» **Directions**: Locate each line holding the string "hours" and copy it.

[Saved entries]
^^^^^^^^
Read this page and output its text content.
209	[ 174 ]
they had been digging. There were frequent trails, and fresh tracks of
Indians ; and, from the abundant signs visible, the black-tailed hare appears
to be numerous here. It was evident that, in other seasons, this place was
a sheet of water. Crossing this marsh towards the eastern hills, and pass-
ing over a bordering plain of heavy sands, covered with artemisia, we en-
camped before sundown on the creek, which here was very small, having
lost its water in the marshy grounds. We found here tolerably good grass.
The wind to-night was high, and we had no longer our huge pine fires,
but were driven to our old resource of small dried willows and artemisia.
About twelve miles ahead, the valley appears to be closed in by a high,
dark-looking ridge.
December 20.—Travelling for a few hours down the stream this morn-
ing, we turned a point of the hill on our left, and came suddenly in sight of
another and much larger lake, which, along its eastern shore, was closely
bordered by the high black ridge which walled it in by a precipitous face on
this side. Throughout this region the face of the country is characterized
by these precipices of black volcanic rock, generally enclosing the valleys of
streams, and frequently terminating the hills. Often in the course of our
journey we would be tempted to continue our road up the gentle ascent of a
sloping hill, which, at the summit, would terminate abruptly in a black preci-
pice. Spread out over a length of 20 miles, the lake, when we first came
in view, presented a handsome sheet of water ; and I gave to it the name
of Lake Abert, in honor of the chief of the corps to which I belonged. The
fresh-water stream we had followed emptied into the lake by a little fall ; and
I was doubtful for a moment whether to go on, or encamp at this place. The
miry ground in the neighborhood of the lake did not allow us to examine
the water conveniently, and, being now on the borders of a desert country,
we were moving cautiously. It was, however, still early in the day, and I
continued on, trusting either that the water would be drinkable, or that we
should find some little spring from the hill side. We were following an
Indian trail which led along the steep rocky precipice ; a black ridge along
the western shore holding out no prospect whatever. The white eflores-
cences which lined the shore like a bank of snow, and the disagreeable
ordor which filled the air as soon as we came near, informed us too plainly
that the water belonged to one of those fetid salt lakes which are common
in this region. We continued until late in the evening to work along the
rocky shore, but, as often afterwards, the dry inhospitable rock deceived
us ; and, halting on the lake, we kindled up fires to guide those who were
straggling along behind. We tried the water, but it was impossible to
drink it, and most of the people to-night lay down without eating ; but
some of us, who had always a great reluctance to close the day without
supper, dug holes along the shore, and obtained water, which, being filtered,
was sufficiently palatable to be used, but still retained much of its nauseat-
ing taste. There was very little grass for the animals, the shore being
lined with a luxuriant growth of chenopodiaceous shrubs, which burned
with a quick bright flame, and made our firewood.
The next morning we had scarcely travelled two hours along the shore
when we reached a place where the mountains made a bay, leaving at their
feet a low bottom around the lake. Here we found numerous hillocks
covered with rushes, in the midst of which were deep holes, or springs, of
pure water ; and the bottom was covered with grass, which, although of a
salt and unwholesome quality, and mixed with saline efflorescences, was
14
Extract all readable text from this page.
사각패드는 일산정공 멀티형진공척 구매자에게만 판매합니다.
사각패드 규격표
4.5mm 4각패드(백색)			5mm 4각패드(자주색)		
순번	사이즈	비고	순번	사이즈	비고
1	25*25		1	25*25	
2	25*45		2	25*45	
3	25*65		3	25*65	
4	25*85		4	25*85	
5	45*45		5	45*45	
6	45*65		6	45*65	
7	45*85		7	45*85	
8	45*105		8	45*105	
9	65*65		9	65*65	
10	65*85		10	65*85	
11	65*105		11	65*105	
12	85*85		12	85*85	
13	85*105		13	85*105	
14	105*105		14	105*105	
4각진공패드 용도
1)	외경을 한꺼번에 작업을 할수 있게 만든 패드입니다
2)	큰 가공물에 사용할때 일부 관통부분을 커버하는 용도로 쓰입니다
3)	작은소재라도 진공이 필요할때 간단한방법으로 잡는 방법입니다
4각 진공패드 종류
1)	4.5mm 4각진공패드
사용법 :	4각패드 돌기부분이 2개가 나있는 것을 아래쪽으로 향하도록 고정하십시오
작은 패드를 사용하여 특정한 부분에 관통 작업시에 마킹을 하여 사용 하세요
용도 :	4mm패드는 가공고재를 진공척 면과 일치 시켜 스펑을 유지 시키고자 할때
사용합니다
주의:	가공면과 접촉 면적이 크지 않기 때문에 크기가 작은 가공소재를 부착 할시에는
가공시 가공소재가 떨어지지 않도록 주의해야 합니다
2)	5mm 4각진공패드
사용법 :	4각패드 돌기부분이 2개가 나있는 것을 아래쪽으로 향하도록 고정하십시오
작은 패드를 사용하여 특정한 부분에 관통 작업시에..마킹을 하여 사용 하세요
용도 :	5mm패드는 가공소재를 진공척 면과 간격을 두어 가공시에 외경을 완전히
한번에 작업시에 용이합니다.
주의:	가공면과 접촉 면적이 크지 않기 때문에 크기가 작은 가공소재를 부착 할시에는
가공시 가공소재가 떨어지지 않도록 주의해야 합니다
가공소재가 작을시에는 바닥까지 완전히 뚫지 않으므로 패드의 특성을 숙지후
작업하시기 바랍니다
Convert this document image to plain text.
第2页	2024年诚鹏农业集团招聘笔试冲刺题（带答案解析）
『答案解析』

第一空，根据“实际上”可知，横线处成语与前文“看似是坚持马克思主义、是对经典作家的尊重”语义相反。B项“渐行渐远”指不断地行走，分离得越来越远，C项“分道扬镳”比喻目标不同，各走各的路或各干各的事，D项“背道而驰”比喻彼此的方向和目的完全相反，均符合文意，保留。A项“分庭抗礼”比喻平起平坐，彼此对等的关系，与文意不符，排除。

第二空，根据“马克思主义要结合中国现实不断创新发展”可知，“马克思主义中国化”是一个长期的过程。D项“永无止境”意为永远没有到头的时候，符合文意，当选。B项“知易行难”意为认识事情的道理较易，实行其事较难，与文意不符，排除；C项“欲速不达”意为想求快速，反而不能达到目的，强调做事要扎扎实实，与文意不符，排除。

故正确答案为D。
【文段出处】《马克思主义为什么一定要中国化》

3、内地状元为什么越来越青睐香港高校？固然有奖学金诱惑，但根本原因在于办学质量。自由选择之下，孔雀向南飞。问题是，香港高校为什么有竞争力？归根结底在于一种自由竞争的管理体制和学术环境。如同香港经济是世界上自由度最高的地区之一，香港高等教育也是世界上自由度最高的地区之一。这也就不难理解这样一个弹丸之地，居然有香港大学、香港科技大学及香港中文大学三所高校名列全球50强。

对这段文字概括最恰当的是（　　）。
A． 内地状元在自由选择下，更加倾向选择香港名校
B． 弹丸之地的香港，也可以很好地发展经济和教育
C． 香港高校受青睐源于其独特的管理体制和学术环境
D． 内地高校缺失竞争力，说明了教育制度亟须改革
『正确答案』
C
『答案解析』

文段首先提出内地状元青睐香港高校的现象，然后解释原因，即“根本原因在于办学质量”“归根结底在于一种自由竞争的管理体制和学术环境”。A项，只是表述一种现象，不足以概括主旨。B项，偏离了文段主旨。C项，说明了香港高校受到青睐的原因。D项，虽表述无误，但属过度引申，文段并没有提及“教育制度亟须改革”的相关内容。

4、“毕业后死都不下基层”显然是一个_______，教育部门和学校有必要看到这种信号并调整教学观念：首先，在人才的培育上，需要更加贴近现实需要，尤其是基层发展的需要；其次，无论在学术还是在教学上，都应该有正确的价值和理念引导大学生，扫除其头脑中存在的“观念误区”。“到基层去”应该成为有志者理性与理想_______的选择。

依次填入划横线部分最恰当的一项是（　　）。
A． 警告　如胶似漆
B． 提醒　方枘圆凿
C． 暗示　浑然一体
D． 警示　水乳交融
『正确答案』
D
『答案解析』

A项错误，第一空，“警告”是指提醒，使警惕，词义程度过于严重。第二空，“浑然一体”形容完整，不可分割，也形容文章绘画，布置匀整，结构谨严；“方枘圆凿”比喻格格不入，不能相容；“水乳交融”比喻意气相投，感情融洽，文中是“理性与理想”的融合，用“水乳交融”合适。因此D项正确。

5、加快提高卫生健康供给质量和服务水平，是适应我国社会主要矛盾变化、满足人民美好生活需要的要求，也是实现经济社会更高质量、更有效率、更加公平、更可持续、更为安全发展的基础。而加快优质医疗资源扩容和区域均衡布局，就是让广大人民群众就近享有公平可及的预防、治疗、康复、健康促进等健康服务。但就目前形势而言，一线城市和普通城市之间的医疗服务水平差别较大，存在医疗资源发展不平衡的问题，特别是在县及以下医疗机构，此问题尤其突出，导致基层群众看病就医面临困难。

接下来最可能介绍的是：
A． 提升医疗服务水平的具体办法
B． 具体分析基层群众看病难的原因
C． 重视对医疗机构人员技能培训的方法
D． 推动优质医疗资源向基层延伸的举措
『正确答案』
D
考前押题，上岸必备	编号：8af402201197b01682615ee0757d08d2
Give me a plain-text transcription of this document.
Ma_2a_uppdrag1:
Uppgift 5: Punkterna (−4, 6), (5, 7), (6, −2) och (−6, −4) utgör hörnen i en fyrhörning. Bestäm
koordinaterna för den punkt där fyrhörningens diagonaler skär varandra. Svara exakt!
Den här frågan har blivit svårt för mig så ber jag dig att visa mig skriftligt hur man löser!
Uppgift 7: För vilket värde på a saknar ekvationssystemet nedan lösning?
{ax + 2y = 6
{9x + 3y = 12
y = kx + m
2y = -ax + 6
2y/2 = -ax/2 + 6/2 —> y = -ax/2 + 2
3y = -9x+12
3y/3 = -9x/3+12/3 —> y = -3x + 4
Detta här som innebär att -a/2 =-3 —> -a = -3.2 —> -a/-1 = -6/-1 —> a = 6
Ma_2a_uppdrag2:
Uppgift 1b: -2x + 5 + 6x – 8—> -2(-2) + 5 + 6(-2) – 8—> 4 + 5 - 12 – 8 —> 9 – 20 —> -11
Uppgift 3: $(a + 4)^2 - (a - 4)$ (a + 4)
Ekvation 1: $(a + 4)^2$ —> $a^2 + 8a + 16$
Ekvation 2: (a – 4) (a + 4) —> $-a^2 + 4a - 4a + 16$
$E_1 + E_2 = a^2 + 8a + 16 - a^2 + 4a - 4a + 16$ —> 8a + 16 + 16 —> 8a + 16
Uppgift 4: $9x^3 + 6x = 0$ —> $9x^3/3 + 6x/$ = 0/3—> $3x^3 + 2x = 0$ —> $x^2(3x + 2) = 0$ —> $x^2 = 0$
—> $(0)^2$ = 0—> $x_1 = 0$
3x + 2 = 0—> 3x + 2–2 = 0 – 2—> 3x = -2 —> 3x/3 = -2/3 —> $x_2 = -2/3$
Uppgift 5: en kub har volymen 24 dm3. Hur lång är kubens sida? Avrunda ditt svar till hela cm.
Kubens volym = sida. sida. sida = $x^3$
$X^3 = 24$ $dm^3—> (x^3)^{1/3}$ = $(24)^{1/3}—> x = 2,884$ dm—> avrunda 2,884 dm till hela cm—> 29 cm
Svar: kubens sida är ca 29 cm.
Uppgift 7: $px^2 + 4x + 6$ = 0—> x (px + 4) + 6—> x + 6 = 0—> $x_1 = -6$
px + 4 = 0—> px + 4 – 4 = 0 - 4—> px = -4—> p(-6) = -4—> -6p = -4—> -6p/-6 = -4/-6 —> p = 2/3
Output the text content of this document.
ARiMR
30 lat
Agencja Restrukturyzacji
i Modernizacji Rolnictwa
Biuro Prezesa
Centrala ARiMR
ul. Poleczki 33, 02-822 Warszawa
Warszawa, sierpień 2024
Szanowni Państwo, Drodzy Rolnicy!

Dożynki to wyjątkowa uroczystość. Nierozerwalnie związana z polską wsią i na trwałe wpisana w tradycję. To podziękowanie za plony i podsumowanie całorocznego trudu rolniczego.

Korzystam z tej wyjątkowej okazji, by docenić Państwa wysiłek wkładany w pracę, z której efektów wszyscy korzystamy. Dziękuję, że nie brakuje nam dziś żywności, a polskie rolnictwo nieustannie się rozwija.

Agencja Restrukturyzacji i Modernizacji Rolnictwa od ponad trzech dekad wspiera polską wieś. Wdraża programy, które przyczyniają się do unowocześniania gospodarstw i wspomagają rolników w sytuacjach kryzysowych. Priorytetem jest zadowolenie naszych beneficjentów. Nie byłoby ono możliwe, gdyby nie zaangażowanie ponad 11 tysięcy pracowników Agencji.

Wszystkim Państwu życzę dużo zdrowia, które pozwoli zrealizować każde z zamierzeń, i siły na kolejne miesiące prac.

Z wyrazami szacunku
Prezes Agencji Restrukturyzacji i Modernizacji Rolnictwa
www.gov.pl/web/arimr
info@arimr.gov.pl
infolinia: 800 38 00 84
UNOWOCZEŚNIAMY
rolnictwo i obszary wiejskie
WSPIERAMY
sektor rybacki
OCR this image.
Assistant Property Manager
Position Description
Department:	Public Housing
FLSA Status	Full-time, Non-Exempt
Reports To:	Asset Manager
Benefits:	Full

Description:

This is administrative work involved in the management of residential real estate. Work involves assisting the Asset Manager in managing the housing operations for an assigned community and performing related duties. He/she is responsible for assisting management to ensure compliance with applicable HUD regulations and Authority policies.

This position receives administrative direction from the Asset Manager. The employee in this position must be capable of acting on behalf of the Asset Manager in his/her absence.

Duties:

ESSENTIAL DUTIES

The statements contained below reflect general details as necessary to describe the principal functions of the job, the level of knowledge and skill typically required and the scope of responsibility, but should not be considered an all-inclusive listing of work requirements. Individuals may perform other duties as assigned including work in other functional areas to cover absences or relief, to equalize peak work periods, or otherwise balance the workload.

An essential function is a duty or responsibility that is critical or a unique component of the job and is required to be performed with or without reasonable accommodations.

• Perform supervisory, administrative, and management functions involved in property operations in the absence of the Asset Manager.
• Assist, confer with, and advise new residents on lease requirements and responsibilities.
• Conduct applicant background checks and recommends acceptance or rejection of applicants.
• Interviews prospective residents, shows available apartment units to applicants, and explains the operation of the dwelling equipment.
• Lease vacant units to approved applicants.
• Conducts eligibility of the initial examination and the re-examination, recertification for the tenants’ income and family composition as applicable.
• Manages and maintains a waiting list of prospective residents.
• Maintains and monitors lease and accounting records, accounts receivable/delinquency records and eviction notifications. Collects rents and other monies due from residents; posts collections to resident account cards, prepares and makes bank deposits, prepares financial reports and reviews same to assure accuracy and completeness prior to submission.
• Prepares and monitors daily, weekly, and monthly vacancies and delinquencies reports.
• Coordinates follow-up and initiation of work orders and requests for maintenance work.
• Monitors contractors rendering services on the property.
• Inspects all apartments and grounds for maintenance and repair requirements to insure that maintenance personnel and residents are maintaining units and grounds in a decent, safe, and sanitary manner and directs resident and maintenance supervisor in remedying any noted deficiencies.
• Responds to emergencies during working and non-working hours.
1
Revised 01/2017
^^^^^^^^
» **Output**:
December 20.—Travelling for a few hours down the stream this morn-
The next morning we had scarcely travelled two hours along the shore
• Responds to emergencies during working and non-working hours.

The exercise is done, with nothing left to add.